Copy out every line of the material exactly as it stands.

[Layout element entries]
────

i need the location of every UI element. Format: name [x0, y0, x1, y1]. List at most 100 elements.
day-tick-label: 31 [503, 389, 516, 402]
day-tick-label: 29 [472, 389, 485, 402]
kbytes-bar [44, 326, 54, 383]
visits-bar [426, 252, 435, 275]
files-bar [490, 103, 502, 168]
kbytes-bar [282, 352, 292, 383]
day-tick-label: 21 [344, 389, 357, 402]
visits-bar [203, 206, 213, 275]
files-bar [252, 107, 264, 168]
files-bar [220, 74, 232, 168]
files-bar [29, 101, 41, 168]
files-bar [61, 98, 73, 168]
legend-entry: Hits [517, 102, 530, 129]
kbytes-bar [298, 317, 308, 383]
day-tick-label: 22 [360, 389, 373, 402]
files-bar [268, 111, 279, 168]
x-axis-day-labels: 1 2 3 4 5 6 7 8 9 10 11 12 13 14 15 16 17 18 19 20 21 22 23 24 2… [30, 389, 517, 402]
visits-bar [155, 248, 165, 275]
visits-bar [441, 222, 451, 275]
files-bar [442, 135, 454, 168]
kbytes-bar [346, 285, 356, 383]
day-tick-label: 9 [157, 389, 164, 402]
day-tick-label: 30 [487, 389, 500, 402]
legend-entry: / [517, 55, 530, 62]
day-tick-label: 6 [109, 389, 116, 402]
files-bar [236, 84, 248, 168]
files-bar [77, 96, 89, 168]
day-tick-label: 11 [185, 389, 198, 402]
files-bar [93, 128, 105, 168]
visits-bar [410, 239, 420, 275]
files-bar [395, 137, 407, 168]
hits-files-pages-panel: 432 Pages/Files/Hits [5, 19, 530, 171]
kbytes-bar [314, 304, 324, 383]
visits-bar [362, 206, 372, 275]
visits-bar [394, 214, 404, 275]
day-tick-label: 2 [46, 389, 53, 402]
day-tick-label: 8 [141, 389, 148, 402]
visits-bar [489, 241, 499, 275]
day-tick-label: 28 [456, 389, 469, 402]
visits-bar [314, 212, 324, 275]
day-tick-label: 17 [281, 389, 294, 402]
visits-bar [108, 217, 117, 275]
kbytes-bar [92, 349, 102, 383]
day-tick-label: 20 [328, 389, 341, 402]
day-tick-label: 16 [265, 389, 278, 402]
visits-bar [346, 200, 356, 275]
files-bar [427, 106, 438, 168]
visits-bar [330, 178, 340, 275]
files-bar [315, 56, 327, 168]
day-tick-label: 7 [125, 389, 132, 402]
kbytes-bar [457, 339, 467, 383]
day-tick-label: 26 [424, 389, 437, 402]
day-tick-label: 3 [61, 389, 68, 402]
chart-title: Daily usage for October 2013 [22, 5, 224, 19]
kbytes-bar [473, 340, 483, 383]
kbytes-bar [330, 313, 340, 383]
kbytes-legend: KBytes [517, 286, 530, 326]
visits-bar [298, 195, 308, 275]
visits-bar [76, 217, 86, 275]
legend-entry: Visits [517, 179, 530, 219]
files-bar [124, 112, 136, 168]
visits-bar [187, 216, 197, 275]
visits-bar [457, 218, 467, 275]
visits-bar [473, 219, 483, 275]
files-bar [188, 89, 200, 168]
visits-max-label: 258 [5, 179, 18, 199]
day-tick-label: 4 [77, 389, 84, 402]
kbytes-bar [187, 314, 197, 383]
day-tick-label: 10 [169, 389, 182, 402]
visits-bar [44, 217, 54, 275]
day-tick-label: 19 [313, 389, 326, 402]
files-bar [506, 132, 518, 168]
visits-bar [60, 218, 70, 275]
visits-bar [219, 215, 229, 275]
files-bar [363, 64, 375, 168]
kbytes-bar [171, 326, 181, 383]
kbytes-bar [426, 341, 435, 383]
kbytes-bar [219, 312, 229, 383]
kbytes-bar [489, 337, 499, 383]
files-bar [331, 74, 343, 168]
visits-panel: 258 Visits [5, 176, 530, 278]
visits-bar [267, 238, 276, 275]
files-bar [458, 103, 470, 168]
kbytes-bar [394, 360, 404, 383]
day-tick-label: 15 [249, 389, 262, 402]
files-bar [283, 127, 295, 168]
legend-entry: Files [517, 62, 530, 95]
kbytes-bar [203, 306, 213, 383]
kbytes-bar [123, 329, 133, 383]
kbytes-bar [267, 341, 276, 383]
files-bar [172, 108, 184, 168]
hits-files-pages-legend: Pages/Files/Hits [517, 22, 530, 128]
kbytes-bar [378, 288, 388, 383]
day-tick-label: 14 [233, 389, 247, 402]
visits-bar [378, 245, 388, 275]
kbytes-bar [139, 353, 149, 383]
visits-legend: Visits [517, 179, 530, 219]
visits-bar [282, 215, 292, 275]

────

• [Final answer]
i need the location of every UI element. Format: name [x0, y0, x1, y1]. List at most 100 elements.
day-tick-label: 31 [503, 389, 516, 402]
day-tick-label: 29 [472, 389, 485, 402]
kbytes-bar [44, 326, 54, 383]
visits-bar [426, 252, 435, 275]
files-bar [490, 103, 502, 168]
kbytes-bar [282, 352, 292, 383]
day-tick-label: 21 [344, 389, 357, 402]
visits-bar [203, 206, 213, 275]
files-bar [252, 107, 264, 168]
files-bar [220, 74, 232, 168]
files-bar [29, 101, 41, 168]
files-bar [61, 98, 73, 168]
legend-entry: Hits [517, 102, 530, 129]
kbytes-bar [298, 317, 308, 383]
day-tick-label: 22 [360, 389, 373, 402]
files-bar [268, 111, 279, 168]
x-axis-day-labels: 1 2 3 4 5 6 7 8 9 10 11 12 13 14 15 16 17 18 19 20 21 22 23 24 2… [30, 389, 517, 402]
visits-bar [155, 248, 165, 275]
visits-bar [441, 222, 451, 275]
files-bar [442, 135, 454, 168]
kbytes-bar [346, 285, 356, 383]
day-tick-label: 9 [157, 389, 164, 402]
day-tick-label: 30 [487, 389, 500, 402]
legend-entry: / [517, 55, 530, 62]
day-tick-label: 6 [109, 389, 116, 402]
files-bar [236, 84, 248, 168]
files-bar [77, 96, 89, 168]
day-tick-label: 11 [185, 389, 198, 402]
files-bar [93, 128, 105, 168]
visits-bar [410, 239, 420, 275]
files-bar [395, 137, 407, 168]
hits-files-pages-panel: 432 Pages/Files/Hits [5, 19, 530, 171]
kbytes-bar [314, 304, 324, 383]
visits-bar [362, 206, 372, 275]
visits-bar [394, 214, 404, 275]
day-tick-label: 2 [46, 389, 53, 402]
day-tick-label: 8 [141, 389, 148, 402]
visits-bar [489, 241, 499, 275]
day-tick-label: 28 [456, 389, 469, 402]
visits-bar [314, 212, 324, 275]
day-tick-label: 17 [281, 389, 294, 402]
visits-bar [108, 217, 117, 275]
kbytes-bar [92, 349, 102, 383]
day-tick-label: 20 [328, 389, 341, 402]
day-tick-label: 16 [265, 389, 278, 402]
visits-bar [346, 200, 356, 275]
files-bar [427, 106, 438, 168]
visits-bar [330, 178, 340, 275]
files-bar [315, 56, 327, 168]
day-tick-label: 7 [125, 389, 132, 402]
kbytes-bar [457, 339, 467, 383]
day-tick-label: 26 [424, 389, 437, 402]
day-tick-label: 3 [61, 389, 68, 402]
chart-title: Daily usage for October 2013 [22, 5, 224, 19]
kbytes-bar [473, 340, 483, 383]
kbytes-bar [330, 313, 340, 383]
kbytes-legend: KBytes [517, 286, 530, 326]
visits-bar [298, 195, 308, 275]
visits-bar [76, 217, 86, 275]
legend-entry: Visits [517, 179, 530, 219]
files-bar [124, 112, 136, 168]
visits-bar [187, 216, 197, 275]
visits-bar [457, 218, 467, 275]
visits-bar [473, 219, 483, 275]
files-bar [188, 89, 200, 168]
visits-max-label: 258 [5, 179, 18, 199]
day-tick-label: 4 [77, 389, 84, 402]
kbytes-bar [187, 314, 197, 383]
day-tick-label: 10 [169, 389, 182, 402]
visits-bar [44, 217, 54, 275]
day-tick-label: 19 [313, 389, 326, 402]
files-bar [506, 132, 518, 168]
visits-bar [60, 218, 70, 275]
visits-bar [219, 215, 229, 275]
files-bar [363, 64, 375, 168]
kbytes-bar [171, 326, 181, 383]
kbytes-bar [426, 341, 435, 383]
kbytes-bar [219, 312, 229, 383]
kbytes-bar [489, 337, 499, 383]
files-bar [331, 74, 343, 168]
visits-panel: 258 Visits [5, 176, 530, 278]
visits-bar [267, 238, 276, 275]
files-bar [458, 103, 470, 168]
kbytes-bar [394, 360, 404, 383]
day-tick-label: 15 [249, 389, 262, 402]
files-bar [283, 127, 295, 168]
legend-entry: Files [517, 62, 530, 95]
kbytes-bar [203, 306, 213, 383]
kbytes-bar [123, 329, 133, 383]
kbytes-bar [267, 341, 276, 383]
files-bar [172, 108, 184, 168]
hits-files-pages-legend: Pages/Files/Hits [517, 22, 530, 128]
kbytes-bar [378, 288, 388, 383]
day-tick-label: 14 [233, 389, 247, 402]
visits-bar [378, 245, 388, 275]
kbytes-bar [139, 353, 149, 383]
visits-legend: Visits [517, 179, 530, 219]
visits-bar [282, 215, 292, 275]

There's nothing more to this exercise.